── SUPPLIED MATERIAL
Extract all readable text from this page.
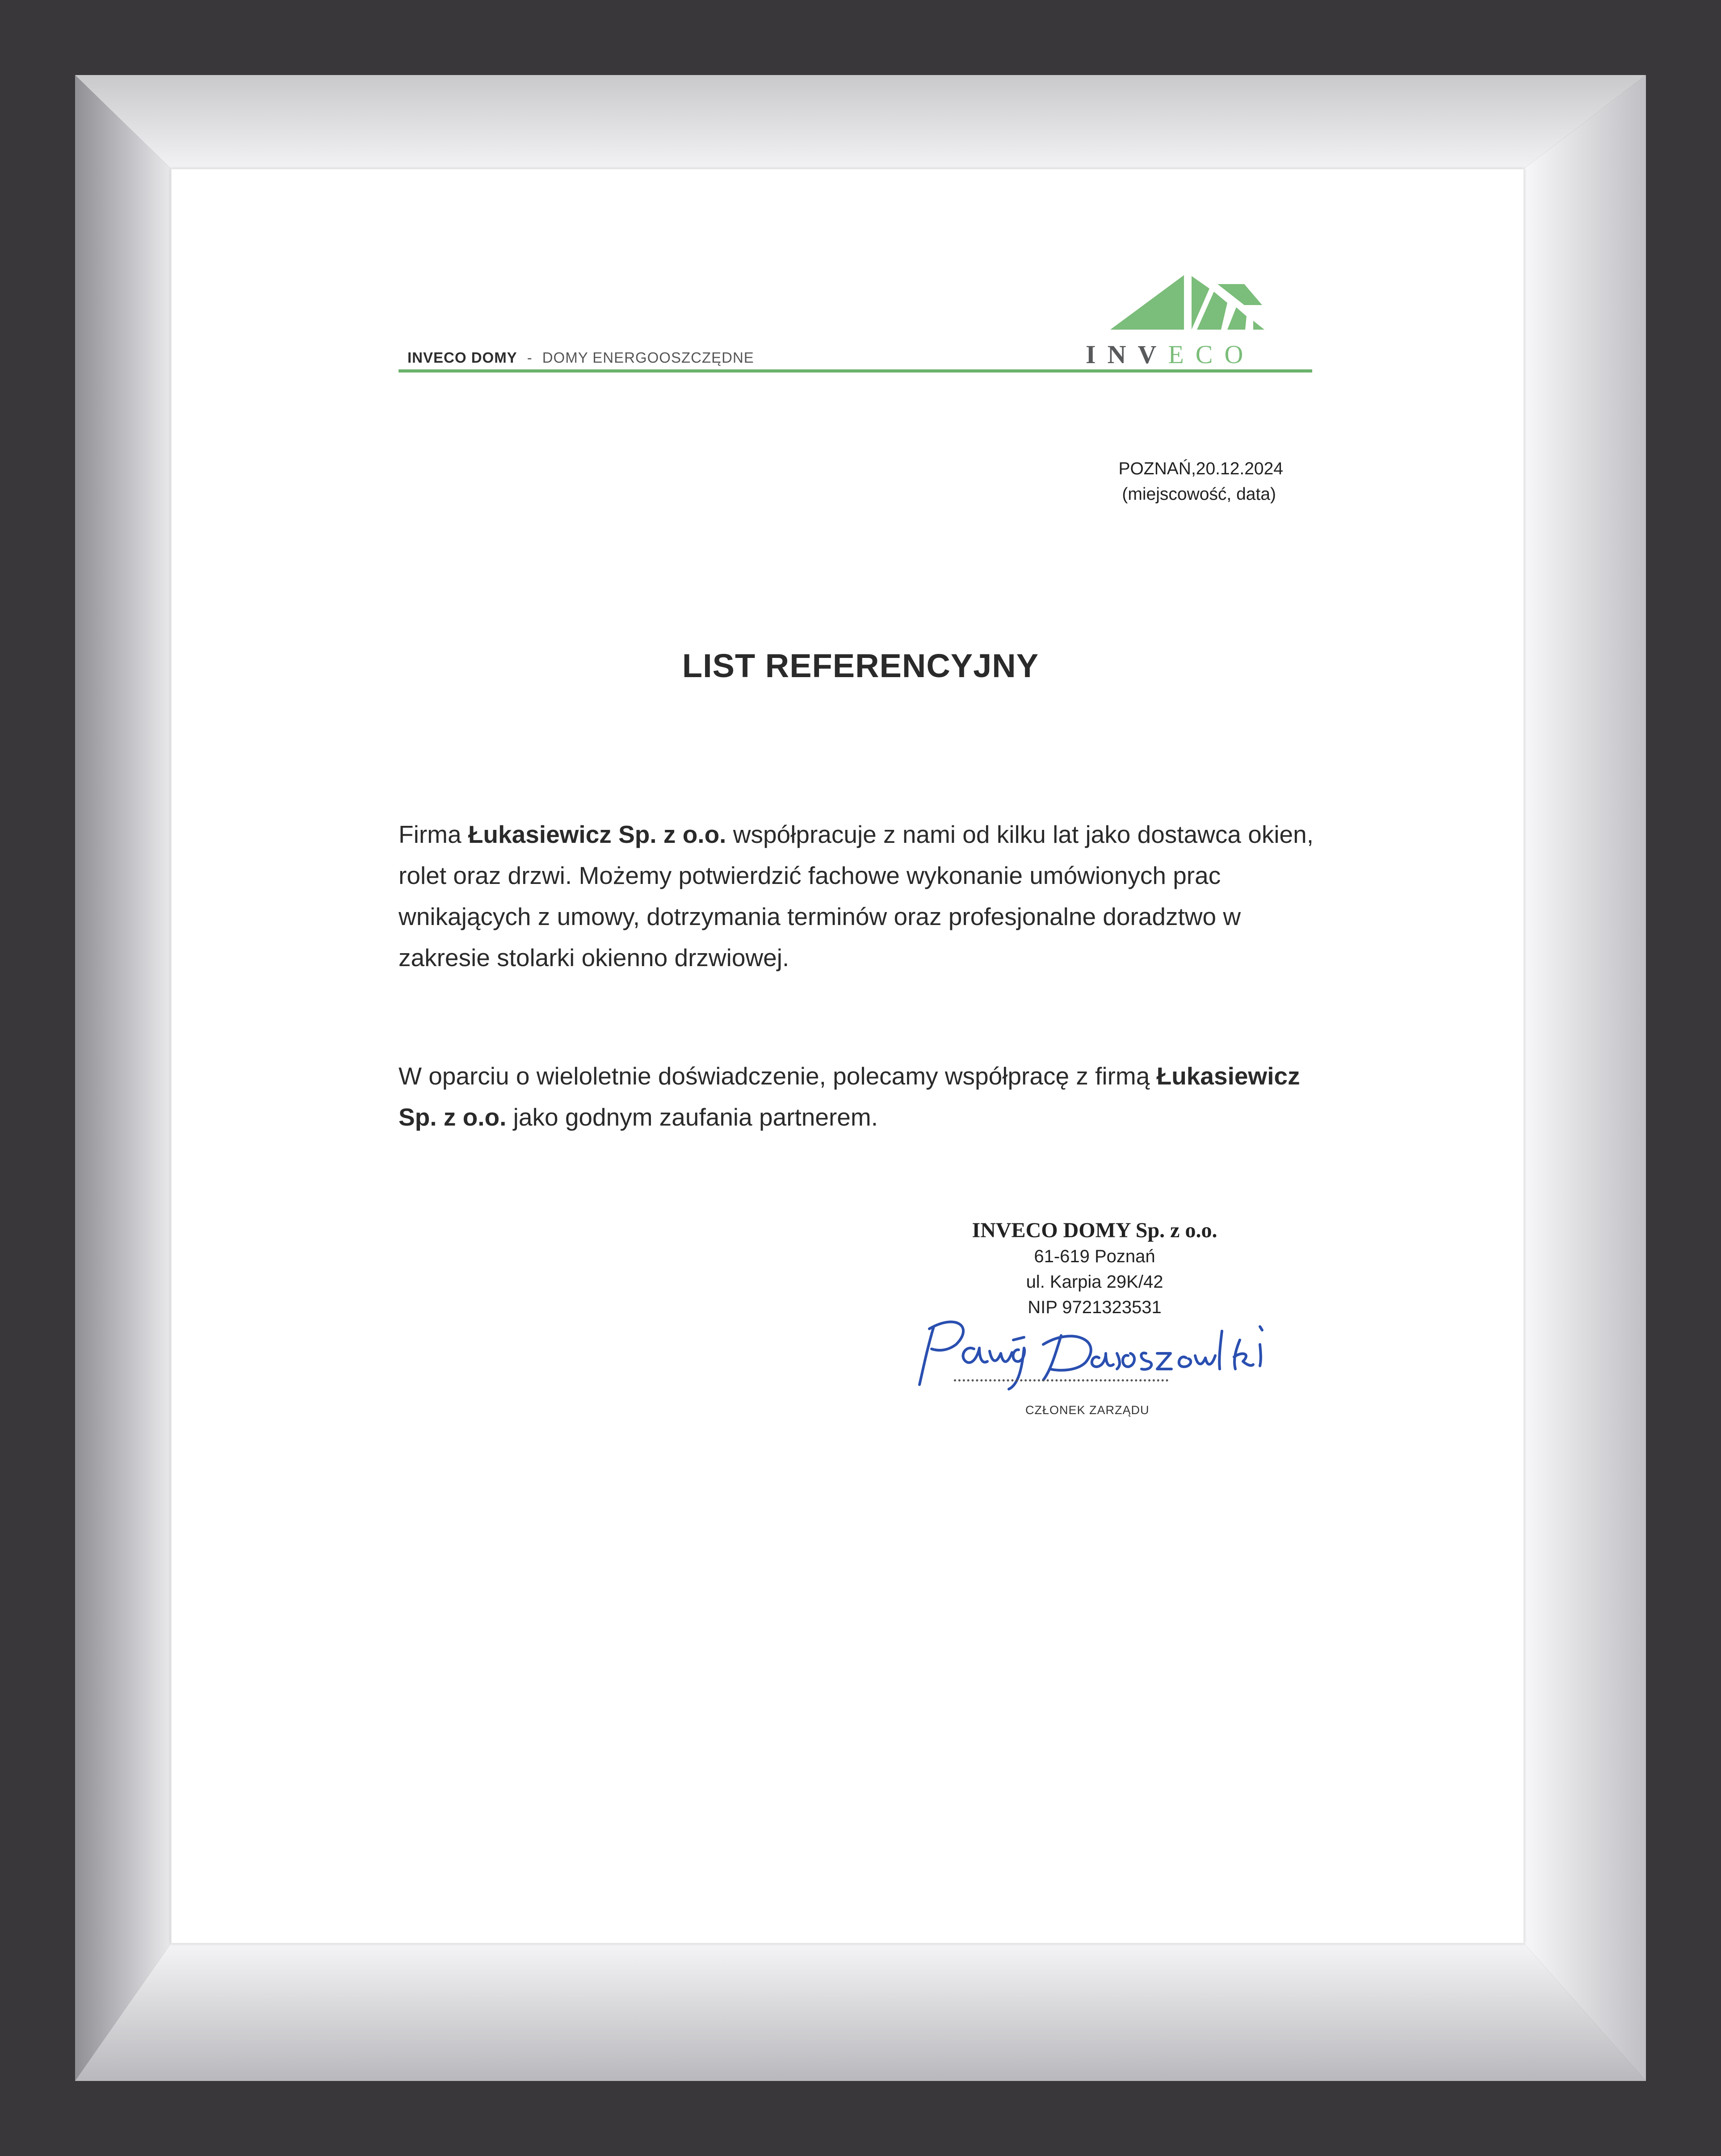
INVECO DOMY - DOMY ENERGOOSZCZĘDNE	INVECO

POZNAŃ,20.12.2024

(miejscowość, data)

LIST REFERENCYJNY

Firma Łukasiewicz Sp. z o.o. współpracuje z nami od kilku lat jako dostawca okien, rolet oraz drzwi. Możemy potwierdzić fachowe wykonanie umówionych prac wnikających z umowy, dotrzymania terminów oraz profesjonalne doradztwo w zakresie stolarki okienno drzwiowej.

W oparciu o wieloletnie doświadczenie, polecamy współpracę z firmą Łukasiewicz Sp. z o.o. jako godnym zaufania partnerem.

INVECO DOMY Sp. z o.o.
61-619 Poznań
ul. Karpia 29K/42
NIP 9721323531

CZŁONEK ZARZĄDU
────
#### REQUEST:
Leave out the pictures and transcribe everything else exactly.

#### OUTPUT:
Extract all readable text from this page.
INVECO DOMY - DOMY ENERGOOSZCZĘDNE	INVECO

POZNAŃ,20.12.2024

(miejscowość, data)

LIST REFERENCYJNY

Firma Łukasiewicz Sp. z o.o. współpracuje z nami od kilku lat jako dostawca okien, rolet oraz drzwi. Możemy potwierdzić fachowe wykonanie umówionych prac wnikających z umowy, dotrzymania terminów oraz profesjonalne doradztwo w zakresie stolarki okienno drzwiowej.

W oparciu o wieloletnie doświadczenie, polecamy współpracę z firmą Łukasiewicz Sp. z o.o. jako godnym zaufania partnerem.

INVECO DOMY Sp. z o.o.
61-619 Poznań
ul. Karpia 29K/42
NIP 9721323531

CZŁONEK ZARZĄDU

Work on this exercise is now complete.